▽

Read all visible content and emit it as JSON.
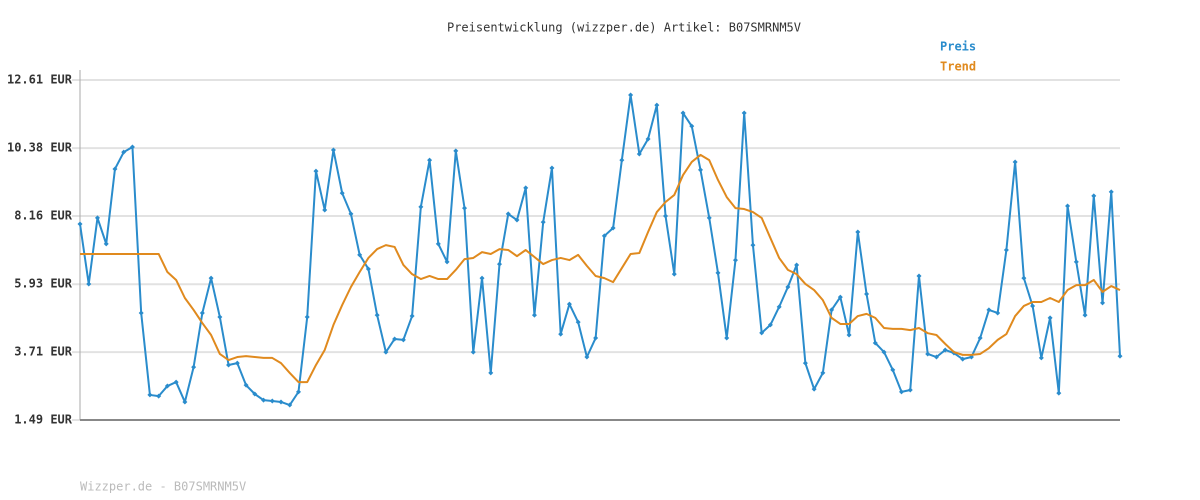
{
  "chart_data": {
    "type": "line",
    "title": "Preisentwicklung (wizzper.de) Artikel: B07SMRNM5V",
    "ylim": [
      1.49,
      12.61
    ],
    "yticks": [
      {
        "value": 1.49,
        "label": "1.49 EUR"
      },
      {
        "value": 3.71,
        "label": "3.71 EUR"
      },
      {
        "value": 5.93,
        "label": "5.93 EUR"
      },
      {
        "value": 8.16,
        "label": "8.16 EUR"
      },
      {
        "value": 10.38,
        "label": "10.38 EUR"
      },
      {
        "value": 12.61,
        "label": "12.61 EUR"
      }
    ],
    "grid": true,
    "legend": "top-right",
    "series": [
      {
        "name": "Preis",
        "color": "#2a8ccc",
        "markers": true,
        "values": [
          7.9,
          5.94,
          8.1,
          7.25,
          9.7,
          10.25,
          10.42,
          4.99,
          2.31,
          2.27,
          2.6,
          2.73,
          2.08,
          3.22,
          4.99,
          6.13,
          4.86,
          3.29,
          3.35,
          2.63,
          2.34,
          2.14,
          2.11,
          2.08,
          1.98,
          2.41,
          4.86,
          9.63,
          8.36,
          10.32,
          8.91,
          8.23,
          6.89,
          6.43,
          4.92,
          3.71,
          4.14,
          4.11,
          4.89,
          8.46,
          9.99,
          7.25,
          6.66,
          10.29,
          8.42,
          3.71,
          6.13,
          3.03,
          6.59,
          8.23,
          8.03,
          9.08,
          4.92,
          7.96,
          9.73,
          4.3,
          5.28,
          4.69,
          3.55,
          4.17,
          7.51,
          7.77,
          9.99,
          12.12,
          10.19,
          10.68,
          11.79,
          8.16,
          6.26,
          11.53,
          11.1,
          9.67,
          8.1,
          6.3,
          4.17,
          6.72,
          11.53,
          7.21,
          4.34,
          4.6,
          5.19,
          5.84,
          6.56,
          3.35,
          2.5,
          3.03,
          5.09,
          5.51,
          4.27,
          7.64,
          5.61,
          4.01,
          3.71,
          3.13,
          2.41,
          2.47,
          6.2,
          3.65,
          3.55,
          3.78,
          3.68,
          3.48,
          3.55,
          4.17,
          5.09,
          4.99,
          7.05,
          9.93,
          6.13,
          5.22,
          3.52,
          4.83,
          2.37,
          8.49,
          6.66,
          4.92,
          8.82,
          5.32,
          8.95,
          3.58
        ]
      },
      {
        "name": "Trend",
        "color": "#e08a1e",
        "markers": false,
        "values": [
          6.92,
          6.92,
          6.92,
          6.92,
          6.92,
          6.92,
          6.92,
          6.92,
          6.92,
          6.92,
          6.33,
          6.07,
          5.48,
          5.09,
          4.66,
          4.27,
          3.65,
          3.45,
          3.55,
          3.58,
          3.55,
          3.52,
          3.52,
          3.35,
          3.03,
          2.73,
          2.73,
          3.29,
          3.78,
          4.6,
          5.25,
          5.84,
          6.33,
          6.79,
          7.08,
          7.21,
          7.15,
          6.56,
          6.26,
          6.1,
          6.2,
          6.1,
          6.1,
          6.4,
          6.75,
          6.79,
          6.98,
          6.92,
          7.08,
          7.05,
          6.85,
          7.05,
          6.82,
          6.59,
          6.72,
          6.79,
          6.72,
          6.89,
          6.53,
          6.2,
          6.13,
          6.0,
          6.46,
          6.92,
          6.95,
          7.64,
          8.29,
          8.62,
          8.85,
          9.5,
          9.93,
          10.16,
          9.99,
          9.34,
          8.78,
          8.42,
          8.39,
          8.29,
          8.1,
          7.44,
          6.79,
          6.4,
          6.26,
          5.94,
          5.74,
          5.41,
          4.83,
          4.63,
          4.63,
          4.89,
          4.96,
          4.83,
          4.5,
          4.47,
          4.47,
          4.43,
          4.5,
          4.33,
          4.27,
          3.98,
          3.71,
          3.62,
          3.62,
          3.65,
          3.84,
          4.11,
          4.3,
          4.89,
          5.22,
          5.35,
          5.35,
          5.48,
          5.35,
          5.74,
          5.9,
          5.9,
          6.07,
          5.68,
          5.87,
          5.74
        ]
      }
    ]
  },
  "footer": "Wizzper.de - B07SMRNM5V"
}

△

Without the pictures, repeat the listing above exactly.

*RESPONSE FOR THIS EXERCISE*.
Read all visible content and emit it as JSON.
{
  "chart_data": {
    "type": "line",
    "title": "Preisentwicklung (wizzper.de) Artikel: B07SMRNM5V",
    "ylim": [
      1.49,
      12.61
    ],
    "yticks": [
      {
        "value": 1.49,
        "label": "1.49 EUR"
      },
      {
        "value": 3.71,
        "label": "3.71 EUR"
      },
      {
        "value": 5.93,
        "label": "5.93 EUR"
      },
      {
        "value": 8.16,
        "label": "8.16 EUR"
      },
      {
        "value": 10.38,
        "label": "10.38 EUR"
      },
      {
        "value": 12.61,
        "label": "12.61 EUR"
      }
    ],
    "grid": true,
    "legend": "top-right",
    "series": [
      {
        "name": "Preis",
        "color": "#2a8ccc",
        "markers": true,
        "values": [
          7.9,
          5.94,
          8.1,
          7.25,
          9.7,
          10.25,
          10.42,
          4.99,
          2.31,
          2.27,
          2.6,
          2.73,
          2.08,
          3.22,
          4.99,
          6.13,
          4.86,
          3.29,
          3.35,
          2.63,
          2.34,
          2.14,
          2.11,
          2.08,
          1.98,
          2.41,
          4.86,
          9.63,
          8.36,
          10.32,
          8.91,
          8.23,
          6.89,
          6.43,
          4.92,
          3.71,
          4.14,
          4.11,
          4.89,
          8.46,
          9.99,
          7.25,
          6.66,
          10.29,
          8.42,
          3.71,
          6.13,
          3.03,
          6.59,
          8.23,
          8.03,
          9.08,
          4.92,
          7.96,
          9.73,
          4.3,
          5.28,
          4.69,
          3.55,
          4.17,
          7.51,
          7.77,
          9.99,
          12.12,
          10.19,
          10.68,
          11.79,
          8.16,
          6.26,
          11.53,
          11.1,
          9.67,
          8.1,
          6.3,
          4.17,
          6.72,
          11.53,
          7.21,
          4.34,
          4.6,
          5.19,
          5.84,
          6.56,
          3.35,
          2.5,
          3.03,
          5.09,
          5.51,
          4.27,
          7.64,
          5.61,
          4.01,
          3.71,
          3.13,
          2.41,
          2.47,
          6.2,
          3.65,
          3.55,
          3.78,
          3.68,
          3.48,
          3.55,
          4.17,
          5.09,
          4.99,
          7.05,
          9.93,
          6.13,
          5.22,
          3.52,
          4.83,
          2.37,
          8.49,
          6.66,
          4.92,
          8.82,
          5.32,
          8.95,
          3.58
        ]
      },
      {
        "name": "Trend",
        "color": "#e08a1e",
        "markers": false,
        "values": [
          6.92,
          6.92,
          6.92,
          6.92,
          6.92,
          6.92,
          6.92,
          6.92,
          6.92,
          6.92,
          6.33,
          6.07,
          5.48,
          5.09,
          4.66,
          4.27,
          3.65,
          3.45,
          3.55,
          3.58,
          3.55,
          3.52,
          3.52,
          3.35,
          3.03,
          2.73,
          2.73,
          3.29,
          3.78,
          4.6,
          5.25,
          5.84,
          6.33,
          6.79,
          7.08,
          7.21,
          7.15,
          6.56,
          6.26,
          6.1,
          6.2,
          6.1,
          6.1,
          6.4,
          6.75,
          6.79,
          6.98,
          6.92,
          7.08,
          7.05,
          6.85,
          7.05,
          6.82,
          6.59,
          6.72,
          6.79,
          6.72,
          6.89,
          6.53,
          6.2,
          6.13,
          6.0,
          6.46,
          6.92,
          6.95,
          7.64,
          8.29,
          8.62,
          8.85,
          9.5,
          9.93,
          10.16,
          9.99,
          9.34,
          8.78,
          8.42,
          8.39,
          8.29,
          8.1,
          7.44,
          6.79,
          6.4,
          6.26,
          5.94,
          5.74,
          5.41,
          4.83,
          4.63,
          4.63,
          4.89,
          4.96,
          4.83,
          4.5,
          4.47,
          4.47,
          4.43,
          4.5,
          4.33,
          4.27,
          3.98,
          3.71,
          3.62,
          3.62,
          3.65,
          3.84,
          4.11,
          4.3,
          4.89,
          5.22,
          5.35,
          5.35,
          5.48,
          5.35,
          5.74,
          5.9,
          5.9,
          6.07,
          5.68,
          5.87,
          5.74
        ]
      }
    ]
  },
  "footer": "Wizzper.de - B07SMRNM5V"
}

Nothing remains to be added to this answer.